Direction – Every record below should be printed exactly as it appears.

Records provided –

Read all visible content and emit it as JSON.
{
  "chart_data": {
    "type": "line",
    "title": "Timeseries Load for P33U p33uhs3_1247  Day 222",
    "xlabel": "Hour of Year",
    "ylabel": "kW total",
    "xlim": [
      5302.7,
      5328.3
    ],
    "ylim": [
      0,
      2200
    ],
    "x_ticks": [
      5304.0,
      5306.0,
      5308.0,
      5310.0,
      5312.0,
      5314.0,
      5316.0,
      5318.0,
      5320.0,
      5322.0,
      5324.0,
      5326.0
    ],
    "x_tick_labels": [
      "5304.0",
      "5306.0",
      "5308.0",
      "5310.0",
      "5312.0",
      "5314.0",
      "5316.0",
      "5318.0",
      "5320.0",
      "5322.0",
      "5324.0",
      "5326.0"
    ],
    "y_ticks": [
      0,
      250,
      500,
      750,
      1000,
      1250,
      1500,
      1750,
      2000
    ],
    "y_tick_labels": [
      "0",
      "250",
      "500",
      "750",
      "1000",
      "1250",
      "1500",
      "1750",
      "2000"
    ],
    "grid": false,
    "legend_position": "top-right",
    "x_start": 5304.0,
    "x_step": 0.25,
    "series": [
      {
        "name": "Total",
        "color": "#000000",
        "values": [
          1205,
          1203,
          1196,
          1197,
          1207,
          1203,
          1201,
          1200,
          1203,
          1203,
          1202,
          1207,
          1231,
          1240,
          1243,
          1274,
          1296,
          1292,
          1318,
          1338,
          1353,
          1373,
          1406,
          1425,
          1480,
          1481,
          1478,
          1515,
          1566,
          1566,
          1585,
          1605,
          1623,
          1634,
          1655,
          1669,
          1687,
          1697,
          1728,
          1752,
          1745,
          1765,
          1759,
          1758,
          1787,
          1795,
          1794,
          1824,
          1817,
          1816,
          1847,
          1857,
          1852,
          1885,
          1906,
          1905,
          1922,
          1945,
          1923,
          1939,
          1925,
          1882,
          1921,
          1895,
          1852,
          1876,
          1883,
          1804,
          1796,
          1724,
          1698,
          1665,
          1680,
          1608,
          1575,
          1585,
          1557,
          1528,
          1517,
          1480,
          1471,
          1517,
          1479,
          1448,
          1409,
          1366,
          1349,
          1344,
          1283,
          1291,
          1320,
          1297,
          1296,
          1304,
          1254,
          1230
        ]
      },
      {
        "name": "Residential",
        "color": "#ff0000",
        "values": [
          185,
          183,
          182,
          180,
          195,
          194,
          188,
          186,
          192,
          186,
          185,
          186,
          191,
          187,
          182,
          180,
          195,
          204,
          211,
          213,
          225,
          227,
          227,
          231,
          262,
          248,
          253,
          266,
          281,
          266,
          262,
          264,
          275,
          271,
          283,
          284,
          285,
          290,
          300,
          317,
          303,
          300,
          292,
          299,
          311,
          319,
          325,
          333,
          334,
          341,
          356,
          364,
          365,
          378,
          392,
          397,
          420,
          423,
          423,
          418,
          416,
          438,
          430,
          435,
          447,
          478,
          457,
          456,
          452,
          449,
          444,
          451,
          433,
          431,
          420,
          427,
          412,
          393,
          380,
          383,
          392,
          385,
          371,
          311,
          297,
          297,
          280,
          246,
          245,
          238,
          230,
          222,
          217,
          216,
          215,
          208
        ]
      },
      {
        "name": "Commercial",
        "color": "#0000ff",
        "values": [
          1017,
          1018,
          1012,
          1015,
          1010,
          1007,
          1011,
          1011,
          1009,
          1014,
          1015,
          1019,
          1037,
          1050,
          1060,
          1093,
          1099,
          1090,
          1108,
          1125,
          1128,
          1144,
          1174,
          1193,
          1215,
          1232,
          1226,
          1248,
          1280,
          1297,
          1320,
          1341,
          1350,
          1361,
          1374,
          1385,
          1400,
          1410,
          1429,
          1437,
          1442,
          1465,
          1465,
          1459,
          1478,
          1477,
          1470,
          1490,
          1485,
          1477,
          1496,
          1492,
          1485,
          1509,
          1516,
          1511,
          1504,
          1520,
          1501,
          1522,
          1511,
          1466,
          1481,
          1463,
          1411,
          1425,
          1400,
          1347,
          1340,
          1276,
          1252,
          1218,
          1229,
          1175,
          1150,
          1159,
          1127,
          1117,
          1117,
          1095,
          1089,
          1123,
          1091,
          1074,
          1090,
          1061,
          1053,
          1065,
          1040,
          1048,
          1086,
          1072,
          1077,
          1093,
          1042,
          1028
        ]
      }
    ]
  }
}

Output of the exercise –
Read all visible content and emit it as JSON.
{
  "chart_data": {
    "type": "line",
    "title": "Timeseries Load for P33U p33uhs3_1247  Day 222",
    "xlabel": "Hour of Year",
    "ylabel": "kW total",
    "xlim": [
      5302.7,
      5328.3
    ],
    "ylim": [
      0,
      2200
    ],
    "x_ticks": [
      5304.0,
      5306.0,
      5308.0,
      5310.0,
      5312.0,
      5314.0,
      5316.0,
      5318.0,
      5320.0,
      5322.0,
      5324.0,
      5326.0
    ],
    "x_tick_labels": [
      "5304.0",
      "5306.0",
      "5308.0",
      "5310.0",
      "5312.0",
      "5314.0",
      "5316.0",
      "5318.0",
      "5320.0",
      "5322.0",
      "5324.0",
      "5326.0"
    ],
    "y_ticks": [
      0,
      250,
      500,
      750,
      1000,
      1250,
      1500,
      1750,
      2000
    ],
    "y_tick_labels": [
      "0",
      "250",
      "500",
      "750",
      "1000",
      "1250",
      "1500",
      "1750",
      "2000"
    ],
    "grid": false,
    "legend_position": "top-right",
    "x_start": 5304.0,
    "x_step": 0.25,
    "series": [
      {
        "name": "Total",
        "color": "#000000",
        "values": [
          1205,
          1203,
          1196,
          1197,
          1207,
          1203,
          1201,
          1200,
          1203,
          1203,
          1202,
          1207,
          1231,
          1240,
          1243,
          1274,
          1296,
          1292,
          1318,
          1338,
          1353,
          1373,
          1406,
          1425,
          1480,
          1481,
          1478,
          1515,
          1566,
          1566,
          1585,
          1605,
          1623,
          1634,
          1655,
          1669,
          1687,
          1697,
          1728,
          1752,
          1745,
          1765,
          1759,
          1758,
          1787,
          1795,
          1794,
          1824,
          1817,
          1816,
          1847,
          1857,
          1852,
          1885,
          1906,
          1905,
          1922,
          1945,
          1923,
          1939,
          1925,
          1882,
          1921,
          1895,
          1852,
          1876,
          1883,
          1804,
          1796,
          1724,
          1698,
          1665,
          1680,
          1608,
          1575,
          1585,
          1557,
          1528,
          1517,
          1480,
          1471,
          1517,
          1479,
          1448,
          1409,
          1366,
          1349,
          1344,
          1283,
          1291,
          1320,
          1297,
          1296,
          1304,
          1254,
          1230
        ]
      },
      {
        "name": "Residential",
        "color": "#ff0000",
        "values": [
          185,
          183,
          182,
          180,
          195,
          194,
          188,
          186,
          192,
          186,
          185,
          186,
          191,
          187,
          182,
          180,
          195,
          204,
          211,
          213,
          225,
          227,
          227,
          231,
          262,
          248,
          253,
          266,
          281,
          266,
          262,
          264,
          275,
          271,
          283,
          284,
          285,
          290,
          300,
          317,
          303,
          300,
          292,
          299,
          311,
          319,
          325,
          333,
          334,
          341,
          356,
          364,
          365,
          378,
          392,
          397,
          420,
          423,
          423,
          418,
          416,
          438,
          430,
          435,
          447,
          478,
          457,
          456,
          452,
          449,
          444,
          451,
          433,
          431,
          420,
          427,
          412,
          393,
          380,
          383,
          392,
          385,
          371,
          311,
          297,
          297,
          280,
          246,
          245,
          238,
          230,
          222,
          217,
          216,
          215,
          208
        ]
      },
      {
        "name": "Commercial",
        "color": "#0000ff",
        "values": [
          1017,
          1018,
          1012,
          1015,
          1010,
          1007,
          1011,
          1011,
          1009,
          1014,
          1015,
          1019,
          1037,
          1050,
          1060,
          1093,
          1099,
          1090,
          1108,
          1125,
          1128,
          1144,
          1174,
          1193,
          1215,
          1232,
          1226,
          1248,
          1280,
          1297,
          1320,
          1341,
          1350,
          1361,
          1374,
          1385,
          1400,
          1410,
          1429,
          1437,
          1442,
          1465,
          1465,
          1459,
          1478,
          1477,
          1470,
          1490,
          1485,
          1477,
          1496,
          1492,
          1485,
          1509,
          1516,
          1511,
          1504,
          1520,
          1501,
          1522,
          1511,
          1466,
          1481,
          1463,
          1411,
          1425,
          1400,
          1347,
          1340,
          1276,
          1252,
          1218,
          1229,
          1175,
          1150,
          1159,
          1127,
          1117,
          1117,
          1095,
          1089,
          1123,
          1091,
          1074,
          1090,
          1061,
          1053,
          1065,
          1040,
          1048,
          1086,
          1072,
          1077,
          1093,
          1042,
          1028
        ]
      }
    ]
  }
}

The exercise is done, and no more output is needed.